Show every line of the records below that contains the word "added".

-- START OF Dataset rows --

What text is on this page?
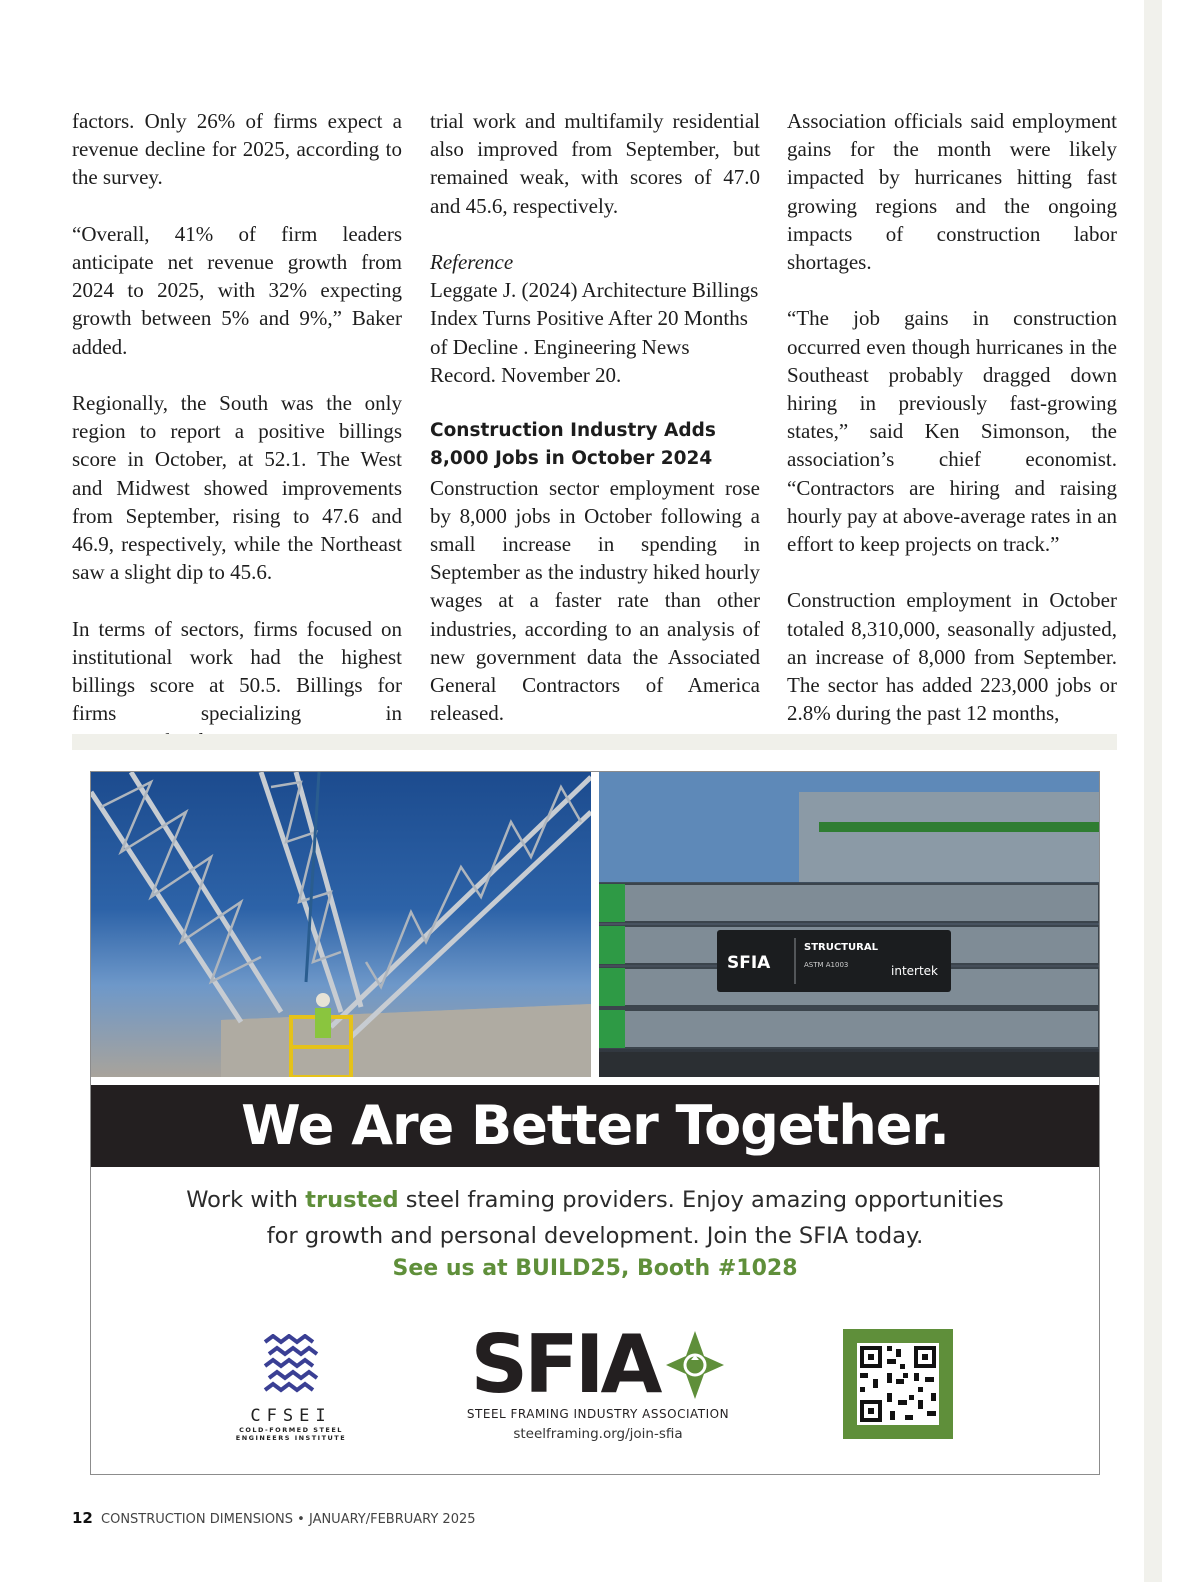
factors. Only 26% of firms expect a revenue decline for 2025, according to the survey.

“Overall, 41% of firm leaders anticipate net revenue growth from 2024 to 2025, with 32% expecting growth between 5% and 9%,” Baker added.

Regionally, the South was the only region to report a positive billings score in October, at 52.1. The West and Midwest showed improvements from September, rising to 47.6 and 46.9, respectively, while the Northeast saw a slight dip to 45.6.

In terms of sectors, firms focused on institutional work had the highest billings score at 50.5. Billings for firms specializing in

trial work and multifamily residential also improved from September, but remained weak, with scores of 47.0 and 45.6, respectively.

Reference

Leggate J. (2024) Architecture Billings Index Turns Positive After 20 Months of Decline . Engineering News Record. November 20.

Construction Industry Adds
8,000 Jobs in October 2024

Construction sector employment rose by 8,000 jobs in October following a small increase in spending in September as the industry hiked hourly wages at a faster rate than other industries, according to an analysis of new government data the Associated General Contractors of America released.

Association officials said employment gains for the month were likely impacted by hurricanes hitting fast growing regions and the ongoing impacts of construction labor shortages.

“The job gains in construction occurred even though hurricanes in the Southeast probably dragged down hiring in previously fast-growing states,” said Ken Simonson, the association’s chief economist. “Contractors are hiring and raising hourly pay at above-average rates in an effort to keep projects on track.”

Construction employment in October totaled 8,310,000, seasonally adjusted, an increase of 8,000 from September. The sector has added 223,000 jobs or 2.8% during the past 12 months,

SFIA
STRUCTURAL
ASTM A1003	intertek
We Are Better Together.
Work with trusted steel framing providers. Enjoy amazing opportunities
for growth and personal development. Join the SFIA today.
See us at BUILD25, Booth #1028
CFSEI
COLD-FORMED STEEL
ENGINEERS INSTITUTE
SFIA
STEEL FRAMING INDUSTRY ASSOCIATION
steelframing.org/join-sfia
12 CONSTRUCTION DIMENSIONS • JANUARY/FEBRUARY 2025
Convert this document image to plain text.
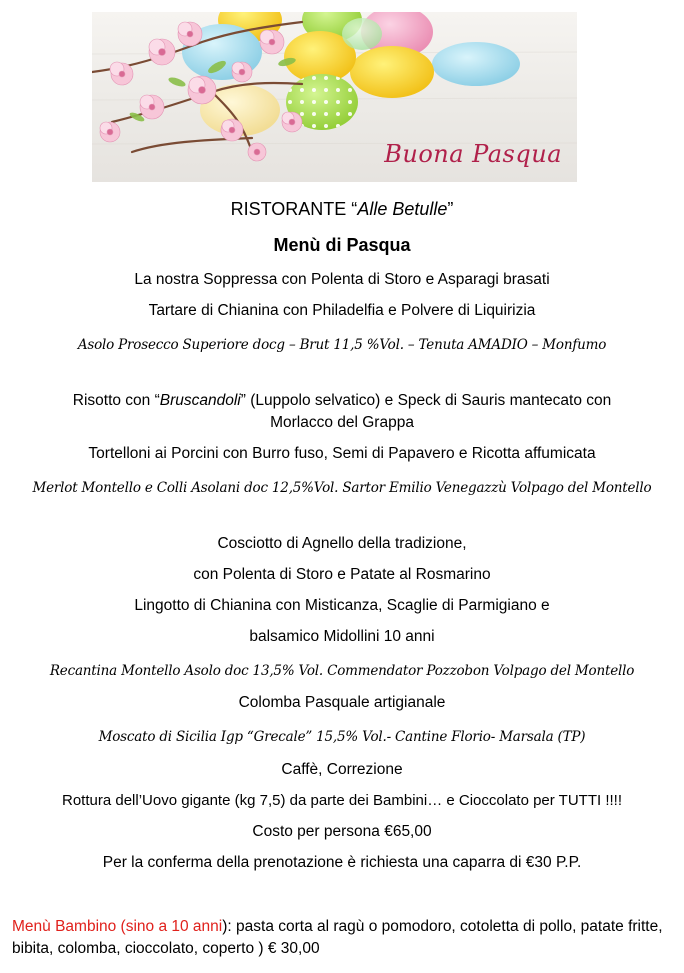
Buona Pasqua
RISTORANTE “Alle Betulle”
Menù di Pasqua
La nostra Soppressa con Polenta di Storo e Asparagi brasati
Tartare di Chianina con Philadelfia e Polvere di Liquirizia
Asolo Prosecco Superiore docg – Brut 11,5 %Vol. – Tenuta AMADIO – Monfumo
Risotto con “Bruscandoli” (Luppolo selvatico) e Speck di Sauris mantecato con
Morlacco del Grappa
Tortelloni ai Porcini con Burro fuso, Semi di Papavero e Ricotta affumicata
Merlot Montello e Colli Asolani doc 12,5%Vol. Sartor Emilio Venegazzù Volpago del Montello
Cosciotto di Agnello della tradizione,
con Polenta di Storo e Patate al Rosmarino
Lingotto di Chianina con Misticanza, Scaglie di Parmigiano e
balsamico Midollini 10 anni
Recantina Montello Asolo doc 13,5% Vol. Commendator Pozzobon Volpago del Montello
Colomba Pasquale artigianale
Moscato di Sicilia Igp “Grecale” 15,5% Vol.- Cantine Florio- Marsala (TP)
Caffè, Correzione
Rottura dell’Uovo gigante (kg 7,5) da parte dei Bambini… e Cioccolato per TUTTI !!!!
Costo per persona €65,00
Per la conferma della prenotazione è richiesta una caparra di €30 P.P.
Menù Bambino (sino a 10 anni): pasta corta al ragù o pomodoro, cotoletta di pollo, patate fritte, bibita, colomba, cioccolato, coperto ) € 30,00
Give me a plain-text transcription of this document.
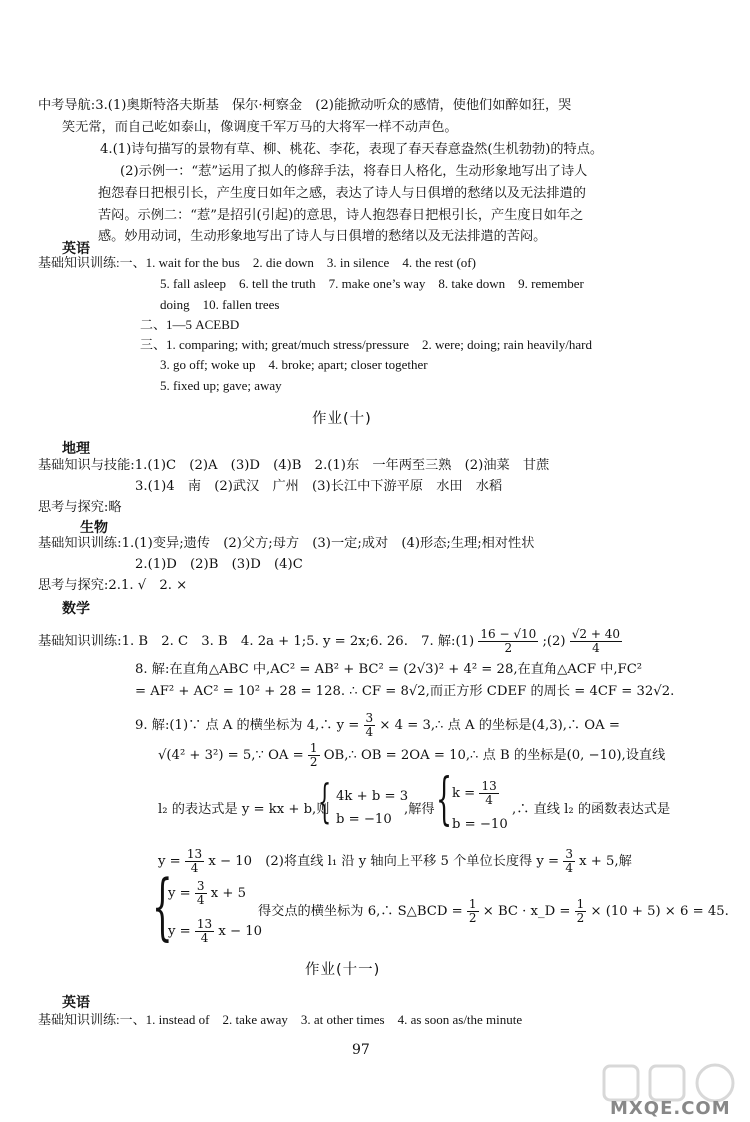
中考导航:3.(1)奥斯特洛夫斯基　保尔·柯察金　(2)能掀动听众的感情，使他们如醉如狂，哭
笑无常，而自己屹如泰山，像调度千军万马的大将军一样不动声色。
4.(1)诗句描写的景物有草、柳、桃花、李花，表现了春天春意盎然(生机勃勃)的特点。
(2)示例一：“惹”运用了拟人的修辞手法，将春日人格化，生动形象地写出了诗人
抱怨春日把根引长，产生度日如年之感，表达了诗人与日俱增的愁绪以及无法排遣的
苦闷。示例二：“惹”是招引(引起)的意思，诗人抱怨春日把根引长，产生度日如年之
感。妙用动词，生动形象地写出了诗人与日俱增的愁绪以及无法排遣的苦闷。
英语
基础知识训练:一、1. wait for the bus　2. die down　3. in silence　4. the rest (of)
5. fall asleep　6. tell the truth　7. make one’s way　8. take down　9. remember
doing　10. fallen trees
二、1—5 ACEBD
三、1. comparing; with; great/much stress/pressure　2. were; doing; rain heavily/hard
3. go off; woke up　4. broke; apart; closer together
5. fixed up; gave; away
作业(十)
地理
基础知识与技能:1.(1)C　(2)A　(3)D　(4)B　2.(1)东　一年两至三熟　(2)油菜　甘蔗
3.(1)4　南　(2)武汉　广州　(3)长江中下游平原　水田　水稻
思考与探究:略
生物
基础知识训练:1.(1)变异;遗传　(2)父方;母方　(3)一定;成对　(4)形态;生理;相对性状
2.(1)D　(2)B　(3)D　(4)C
思考与探究:2.1. √　2. ×
数学
基础知识训练:1. B　2. C　3. B　4. 2a + 1;5. y = 2x;6. 26.　7. 解:(1) $\frac{16 - √10}{2}$ ;(2) $\frac{√2 + 40}{4}$
8. 解:在直角△ABC 中,AC² = AB² + BC² = (2√3)² + 4² = 28,在直角△ACF 中,FC²
= AF² + AC² = 10² + 28 = 128. ∴ CF = 8√2,而正方形 CDEF 的周长 = 4CF = 32√2.
9. 解:(1)∵ 点 A 的横坐标为 4,∴ $y = \frac{3}{4} \times 4$ = 3,∴ 点 A 的坐标是(4,3),∴ OA =
√(4² + 3²) = 5,∵ OA = $\frac{1}{2}$ OB,∴ OB = 2OA = 10,∴ 点 B 的坐标是(0, −10),设直线
l₂ 的表达式是 y = kx + b,则
{ 4k + b = 3
b = −10
,解得 { $k = \frac{13}{4}$
b = −10
,∴ 直线 l₂ 的函数表达式是
$y = \frac{13}{4}$ x − 10　(2)将直线 l₁ 沿 y 轴向上平移 5 个单位长度得 $y = \frac{3}{4}$ x + 5,解
{
$y = \frac{3}{4}$ x + 5
$y = \frac{13}{4}$ x − 10
得交点的横坐标为 6,∴ S△BCD = $\frac{1}{2}$ × BC · x_D = $\frac{1}{2} \times (10 + 5) \times 6 = 45$.
作业(十一)
英语
基础知识训练:一、1. instead of　2. take away　3. at other times　4. as soon as/the minute
97
MXQE.COM
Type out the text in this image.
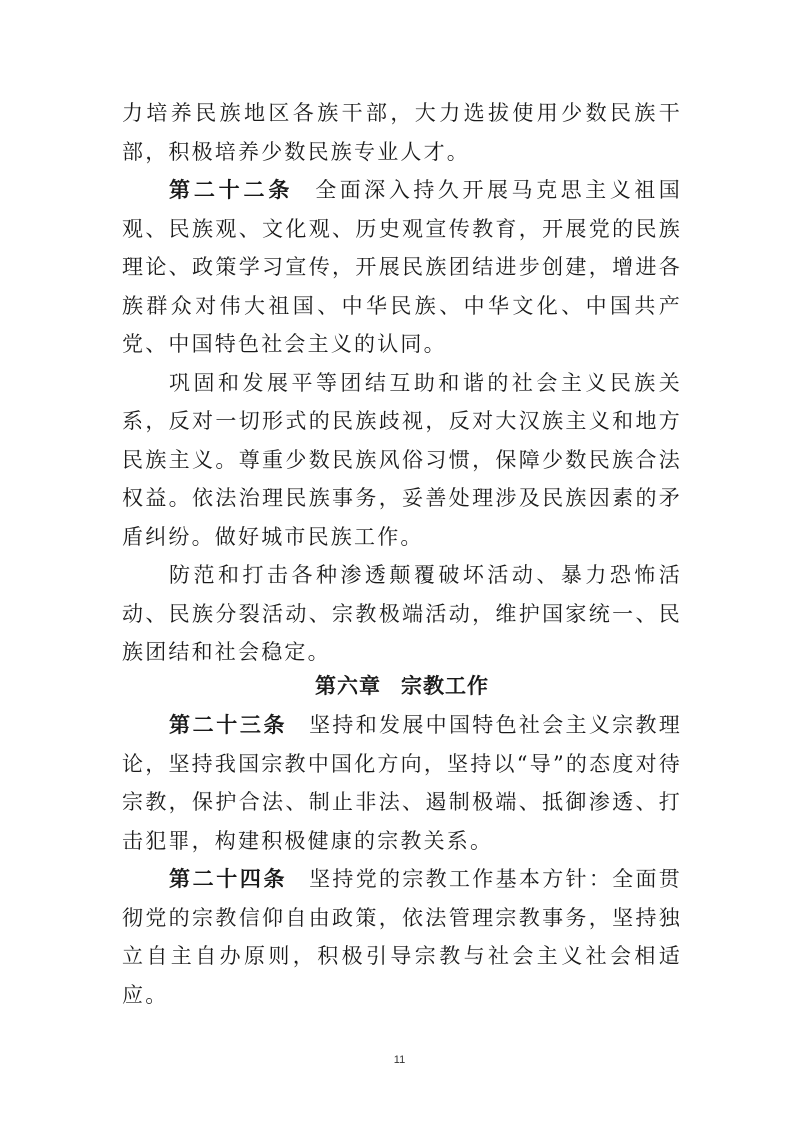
力培养民族地区各族干部，大力选拔使用少数民族干部，积极培养少数民族专业人才。

第二十二条 全面深入持久开展马克思主义祖国观、民族观、文化观、历史观宣传教育，开展党的民族理论、政策学习宣传，开展民族团结进步创建，增进各族群众对伟大祖国、中华民族、中华文化、中国共产党、中国特色社会主义的认同。

巩固和发展平等团结互助和谐的社会主义民族关系，反对一切形式的民族歧视，反对大汉族主义和地方民族主义。尊重少数民族风俗习惯，保障少数民族合法权益。依法治理民族事务，妥善处理涉及民族因素的矛盾纠纷。做好城市民族工作。

防范和打击各种渗透颠覆破坏活动、暴力恐怖活动、民族分裂活动、宗教极端活动，维护国家统一、民族团结和社会稳定。

第六章 宗教工作

第二十三条 坚持和发展中国特色社会主义宗教理论，坚持我国宗教中国化方向，坚持以“导”的态度对待宗教，保护合法、制止非法、遏制极端、抵御渗透、打击犯罪，构建积极健康的宗教关系。

第二十四条 坚持党的宗教工作基本方针：全面贯彻党的宗教信仰自由政策，依法管理宗教事务，坚持独立自主自办原则，积极引导宗教与社会主义社会相适应。

11
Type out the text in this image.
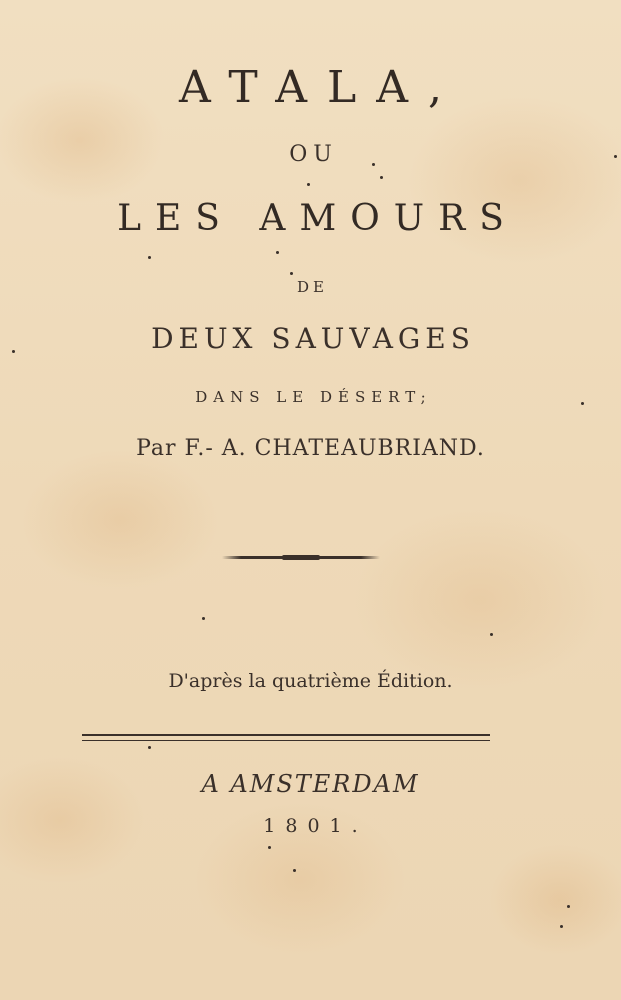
ATALA,
OU
LES AMOURS
DE
DEUX SAUVAGES
DANS LE DÉSERT;
Par F.- A. CHATEAUBRIAND.
D'après la quatrième Édition.
A AMSTERDAM
1801.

-- END OF Dataset rows --

Response below:
“Overall, 41% of firm leaders anticipate net revenue growth from 2024 to 2025, with 32% expecting growth between 5% and 9%,” Baker added.
Construction employment in October totaled 8,310,000, seasonally adjusted, an increase of 8,000 from September. The sector has added 223,000 jobs or 2.8% during the past 12 months,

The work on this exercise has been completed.